### Exercise goal:
Give every line below again, exactly.

[Dataset items]
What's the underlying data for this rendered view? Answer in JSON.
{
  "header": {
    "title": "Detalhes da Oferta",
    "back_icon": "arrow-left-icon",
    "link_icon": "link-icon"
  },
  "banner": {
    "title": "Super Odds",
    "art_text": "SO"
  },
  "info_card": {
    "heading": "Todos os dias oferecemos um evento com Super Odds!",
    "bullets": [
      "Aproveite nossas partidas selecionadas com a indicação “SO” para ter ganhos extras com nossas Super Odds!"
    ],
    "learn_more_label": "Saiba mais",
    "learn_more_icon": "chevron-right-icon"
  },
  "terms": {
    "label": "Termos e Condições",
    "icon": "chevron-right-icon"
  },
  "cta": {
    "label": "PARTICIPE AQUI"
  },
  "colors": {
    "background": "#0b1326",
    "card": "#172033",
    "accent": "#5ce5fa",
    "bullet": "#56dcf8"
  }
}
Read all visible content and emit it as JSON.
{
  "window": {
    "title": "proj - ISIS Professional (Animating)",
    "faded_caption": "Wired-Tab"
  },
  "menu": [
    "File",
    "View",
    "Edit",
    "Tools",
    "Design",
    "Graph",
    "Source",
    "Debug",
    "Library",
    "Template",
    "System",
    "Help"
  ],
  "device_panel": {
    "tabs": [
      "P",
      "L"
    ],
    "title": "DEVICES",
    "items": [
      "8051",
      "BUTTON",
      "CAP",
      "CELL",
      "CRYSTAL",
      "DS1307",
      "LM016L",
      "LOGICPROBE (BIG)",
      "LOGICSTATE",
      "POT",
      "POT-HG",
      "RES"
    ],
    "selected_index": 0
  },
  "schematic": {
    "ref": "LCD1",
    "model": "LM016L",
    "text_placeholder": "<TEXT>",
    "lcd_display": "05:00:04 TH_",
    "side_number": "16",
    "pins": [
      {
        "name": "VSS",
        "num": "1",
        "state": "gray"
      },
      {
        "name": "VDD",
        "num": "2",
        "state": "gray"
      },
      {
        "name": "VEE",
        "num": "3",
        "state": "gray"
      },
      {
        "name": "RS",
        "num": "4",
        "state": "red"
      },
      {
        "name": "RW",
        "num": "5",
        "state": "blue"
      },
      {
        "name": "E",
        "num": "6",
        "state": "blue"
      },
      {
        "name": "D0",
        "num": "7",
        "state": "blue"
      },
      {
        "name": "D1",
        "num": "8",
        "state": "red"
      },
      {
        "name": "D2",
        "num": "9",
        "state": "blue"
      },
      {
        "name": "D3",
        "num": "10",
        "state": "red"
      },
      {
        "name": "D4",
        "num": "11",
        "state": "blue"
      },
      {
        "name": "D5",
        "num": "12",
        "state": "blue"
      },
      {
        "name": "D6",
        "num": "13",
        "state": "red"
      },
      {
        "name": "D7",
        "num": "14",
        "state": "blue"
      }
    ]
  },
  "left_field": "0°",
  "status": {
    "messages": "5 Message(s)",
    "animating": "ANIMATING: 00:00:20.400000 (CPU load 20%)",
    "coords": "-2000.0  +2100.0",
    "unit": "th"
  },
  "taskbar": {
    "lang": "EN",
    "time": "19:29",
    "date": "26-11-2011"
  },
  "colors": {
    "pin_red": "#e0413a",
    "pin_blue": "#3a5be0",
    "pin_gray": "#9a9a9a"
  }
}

### Solution below:
What's the underlying data for this rendered view? Answer in JSON.
{
  "header": {
    "title": "Detalhes da Oferta",
    "back_icon": "arrow-left-icon",
    "link_icon": "link-icon"
  },
  "banner": {
    "title": "Super Odds",
    "art_text": "SO"
  },
  "info_card": {
    "heading": "Todos os dias oferecemos um evento com Super Odds!",
    "bullets": [
      "Aproveite nossas partidas selecionadas com a indicação “SO” para ter ganhos extras com nossas Super Odds!"
    ],
    "learn_more_label": "Saiba mais",
    "learn_more_icon": "chevron-right-icon"
  },
  "terms": {
    "label": "Termos e Condições",
    "icon": "chevron-right-icon"
  },
  "cta": {
    "label": "PARTICIPE AQUI"
  },
  "colors": {
    "background": "#0b1326",
    "card": "#172033",
    "accent": "#5ce5fa",
    "bullet": "#56dcf8"
  }
}
Read all visible content and emit it as JSON.
{
  "window": {
    "title": "proj - ISIS Professional (Animating)",
    "faded_caption": "Wired-Tab"
  },
  "menu": [
    "File",
    "View",
    "Edit",
    "Tools",
    "Design",
    "Graph",
    "Source",
    "Debug",
    "Library",
    "Template",
    "System",
    "Help"
  ],
  "device_panel": {
    "tabs": [
      "P",
      "L"
    ],
    "title": "DEVICES",
    "items": [
      "8051",
      "BUTTON",
      "CAP",
      "CELL",
      "CRYSTAL",
      "DS1307",
      "LM016L",
      "LOGICPROBE (BIG)",
      "LOGICSTATE",
      "POT",
      "POT-HG",
      "RES"
    ],
    "selected_index": 0
  },
  "schematic": {
    "ref": "LCD1",
    "model": "LM016L",
    "text_placeholder": "<TEXT>",
    "lcd_display": "05:00:04 TH_",
    "side_number": "16",
    "pins": [
      {
        "name": "VSS",
        "num": "1",
        "state": "gray"
      },
      {
        "name": "VDD",
        "num": "2",
        "state": "gray"
      },
      {
        "name": "VEE",
        "num": "3",
        "state": "gray"
      },
      {
        "name": "RS",
        "num": "4",
        "state": "red"
      },
      {
        "name": "RW",
        "num": "5",
        "state": "blue"
      },
      {
        "name": "E",
        "num": "6",
        "state": "blue"
      },
      {
        "name": "D0",
        "num": "7",
        "state": "blue"
      },
      {
        "name": "D1",
        "num": "8",
        "state": "red"
      },
      {
        "name": "D2",
        "num": "9",
        "state": "blue"
      },
      {
        "name": "D3",
        "num": "10",
        "state": "red"
      },
      {
        "name": "D4",
        "num": "11",
        "state": "blue"
      },
      {
        "name": "D5",
        "num": "12",
        "state": "blue"
      },
      {
        "name": "D6",
        "num": "13",
        "state": "red"
      },
      {
        "name": "D7",
        "num": "14",
        "state": "blue"
      }
    ]
  },
  "left_field": "0°",
  "status": {
    "messages": "5 Message(s)",
    "animating": "ANIMATING: 00:00:20.400000 (CPU load 20%)",
    "coords": "-2000.0  +2100.0",
    "unit": "th"
  },
  "taskbar": {
    "lang": "EN",
    "time": "19:29",
    "date": "26-11-2011"
  },
  "colors": {
    "pin_red": "#e0413a",
    "pin_blue": "#3a5be0",
    "pin_gray": "#9a9a9a"
  }
}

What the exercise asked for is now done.